[begin Working data]
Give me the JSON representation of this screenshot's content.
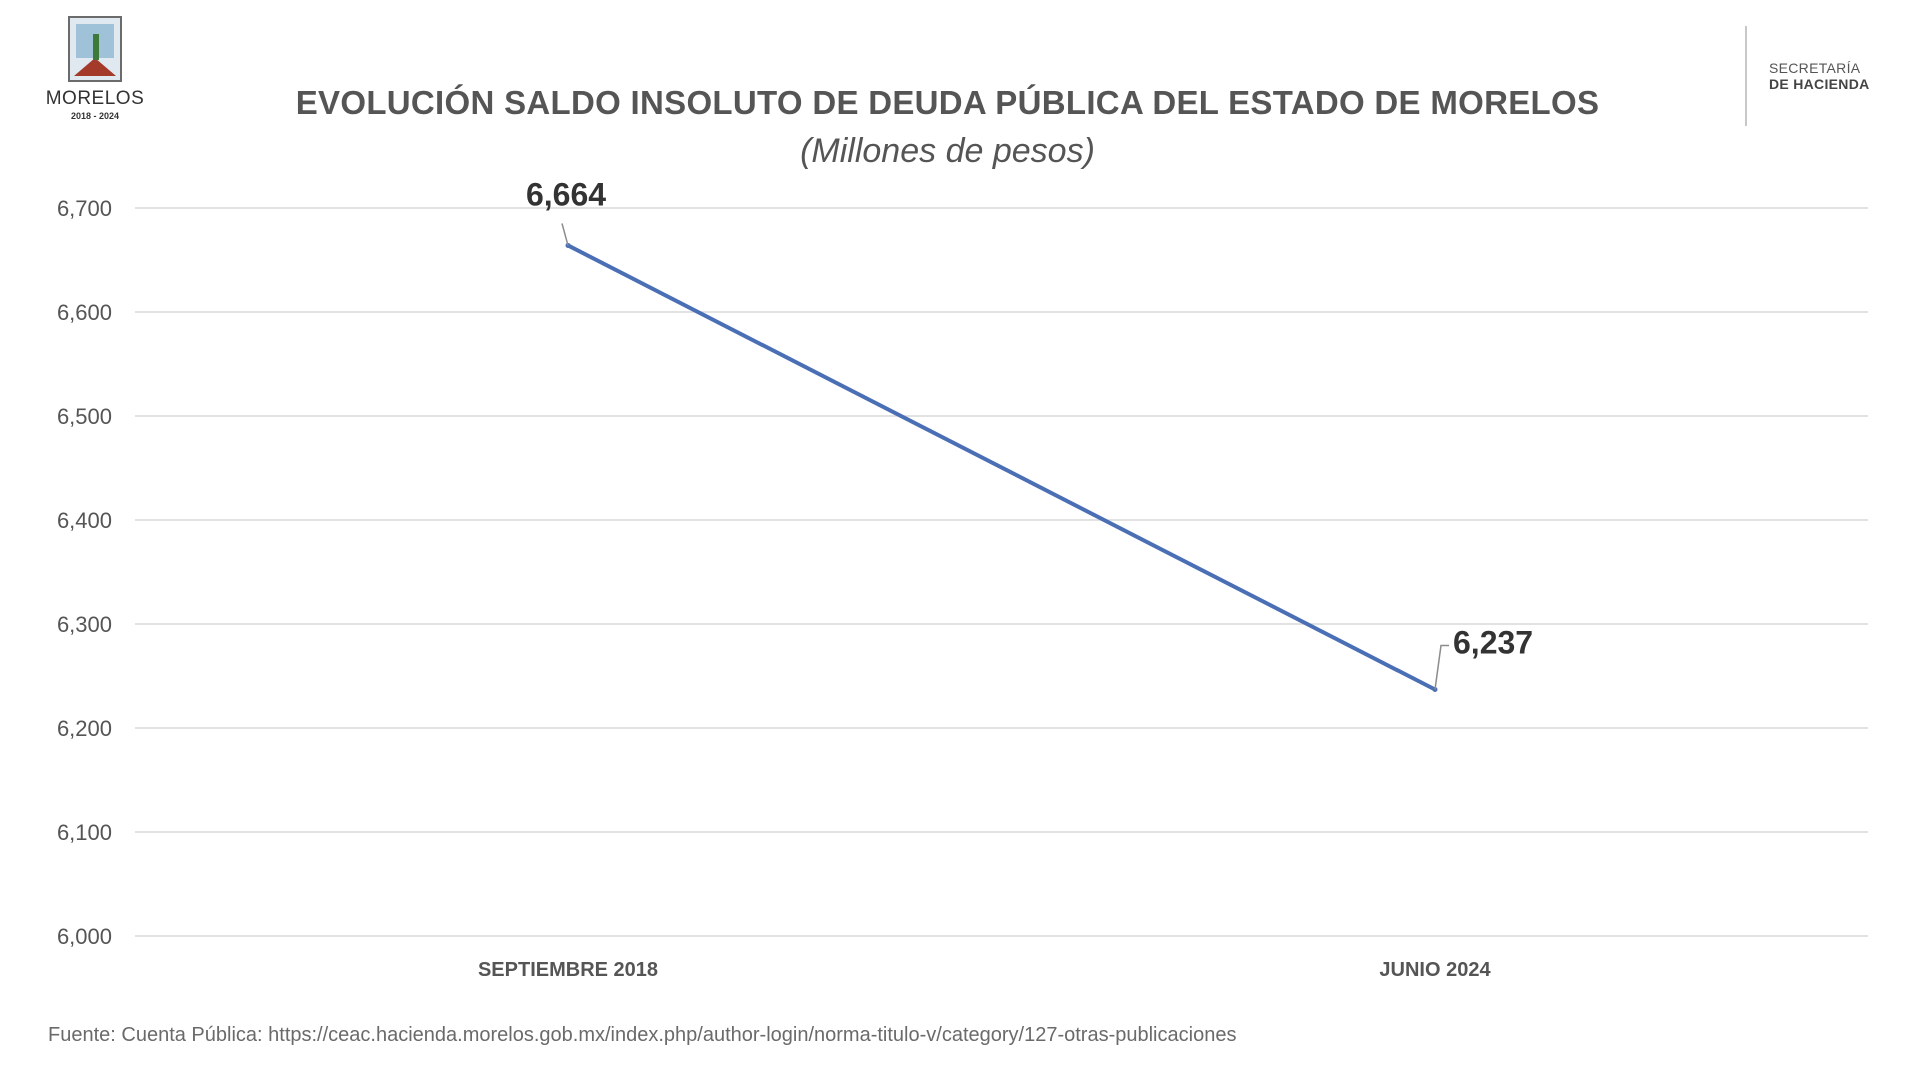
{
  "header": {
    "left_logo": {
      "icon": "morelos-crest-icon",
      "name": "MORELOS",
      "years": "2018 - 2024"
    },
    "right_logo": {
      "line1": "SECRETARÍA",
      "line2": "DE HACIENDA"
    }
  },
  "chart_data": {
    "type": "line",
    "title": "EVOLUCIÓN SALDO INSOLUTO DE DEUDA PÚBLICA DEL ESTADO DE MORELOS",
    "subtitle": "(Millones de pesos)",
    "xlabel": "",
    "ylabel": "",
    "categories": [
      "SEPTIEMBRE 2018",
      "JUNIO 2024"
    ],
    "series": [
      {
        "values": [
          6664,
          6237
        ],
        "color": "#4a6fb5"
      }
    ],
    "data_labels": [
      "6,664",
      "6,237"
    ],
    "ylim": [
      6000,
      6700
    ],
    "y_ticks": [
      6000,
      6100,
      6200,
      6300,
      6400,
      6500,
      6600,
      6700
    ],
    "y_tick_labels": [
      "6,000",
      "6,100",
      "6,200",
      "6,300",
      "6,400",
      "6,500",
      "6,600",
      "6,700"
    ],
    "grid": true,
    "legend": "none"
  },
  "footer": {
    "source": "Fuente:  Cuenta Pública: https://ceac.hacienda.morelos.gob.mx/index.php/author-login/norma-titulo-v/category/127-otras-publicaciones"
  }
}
[end Working data]
* [Work instructions] Could you reproduce every record above exactly, leaving out the pictures?

* [Full response]
Give me the JSON representation of this screenshot's content.
{
  "header": {
    "left_logo": {
      "icon": "morelos-crest-icon",
      "name": "MORELOS",
      "years": "2018 - 2024"
    },
    "right_logo": {
      "line1": "SECRETARÍA",
      "line2": "DE HACIENDA"
    }
  },
  "chart_data": {
    "type": "line",
    "title": "EVOLUCIÓN SALDO INSOLUTO DE DEUDA PÚBLICA DEL ESTADO DE MORELOS",
    "subtitle": "(Millones de pesos)",
    "xlabel": "",
    "ylabel": "",
    "categories": [
      "SEPTIEMBRE 2018",
      "JUNIO 2024"
    ],
    "series": [
      {
        "values": [
          6664,
          6237
        ],
        "color": "#4a6fb5"
      }
    ],
    "data_labels": [
      "6,664",
      "6,237"
    ],
    "ylim": [
      6000,
      6700
    ],
    "y_ticks": [
      6000,
      6100,
      6200,
      6300,
      6400,
      6500,
      6600,
      6700
    ],
    "y_tick_labels": [
      "6,000",
      "6,100",
      "6,200",
      "6,300",
      "6,400",
      "6,500",
      "6,600",
      "6,700"
    ],
    "grid": true,
    "legend": "none"
  },
  "footer": {
    "source": "Fuente:  Cuenta Pública: https://ceac.hacienda.morelos.gob.mx/index.php/author-login/norma-titulo-v/category/127-otras-publicaciones"
  }
}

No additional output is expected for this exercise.